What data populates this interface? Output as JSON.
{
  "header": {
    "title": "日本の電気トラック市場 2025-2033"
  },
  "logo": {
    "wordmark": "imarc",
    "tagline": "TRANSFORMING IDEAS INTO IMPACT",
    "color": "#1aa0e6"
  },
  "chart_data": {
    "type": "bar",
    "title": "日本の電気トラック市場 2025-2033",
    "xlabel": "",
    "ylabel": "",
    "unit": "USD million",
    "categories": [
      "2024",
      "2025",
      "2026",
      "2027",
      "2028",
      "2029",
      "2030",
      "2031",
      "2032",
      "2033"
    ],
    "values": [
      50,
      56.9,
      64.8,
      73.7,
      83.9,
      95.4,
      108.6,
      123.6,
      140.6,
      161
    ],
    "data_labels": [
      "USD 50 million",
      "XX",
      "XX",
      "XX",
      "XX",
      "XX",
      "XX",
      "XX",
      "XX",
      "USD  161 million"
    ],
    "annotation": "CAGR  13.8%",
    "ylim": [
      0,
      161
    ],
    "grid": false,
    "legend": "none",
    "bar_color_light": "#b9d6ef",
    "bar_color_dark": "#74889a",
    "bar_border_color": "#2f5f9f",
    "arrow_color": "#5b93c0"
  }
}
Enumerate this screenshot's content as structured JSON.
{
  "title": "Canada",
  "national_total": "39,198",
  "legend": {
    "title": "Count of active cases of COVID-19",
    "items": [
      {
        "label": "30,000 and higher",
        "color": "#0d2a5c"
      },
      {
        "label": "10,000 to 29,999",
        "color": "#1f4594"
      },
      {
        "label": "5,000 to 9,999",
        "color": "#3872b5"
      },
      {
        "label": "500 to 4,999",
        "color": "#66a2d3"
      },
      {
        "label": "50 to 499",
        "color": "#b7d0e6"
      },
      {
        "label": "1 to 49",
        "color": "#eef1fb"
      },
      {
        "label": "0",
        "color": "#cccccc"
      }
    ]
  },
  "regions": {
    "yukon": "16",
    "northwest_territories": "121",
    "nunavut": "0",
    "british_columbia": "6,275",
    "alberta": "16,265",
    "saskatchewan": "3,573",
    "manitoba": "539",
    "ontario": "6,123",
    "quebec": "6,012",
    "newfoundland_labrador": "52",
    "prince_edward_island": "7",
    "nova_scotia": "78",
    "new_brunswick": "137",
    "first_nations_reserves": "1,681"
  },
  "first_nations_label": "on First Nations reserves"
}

### Task requirements
Reproduce every line of the listing above in which the string "million" appears.

### The result
    "unit": "USD million",
      "USD 50 million",
      "USD  161 million"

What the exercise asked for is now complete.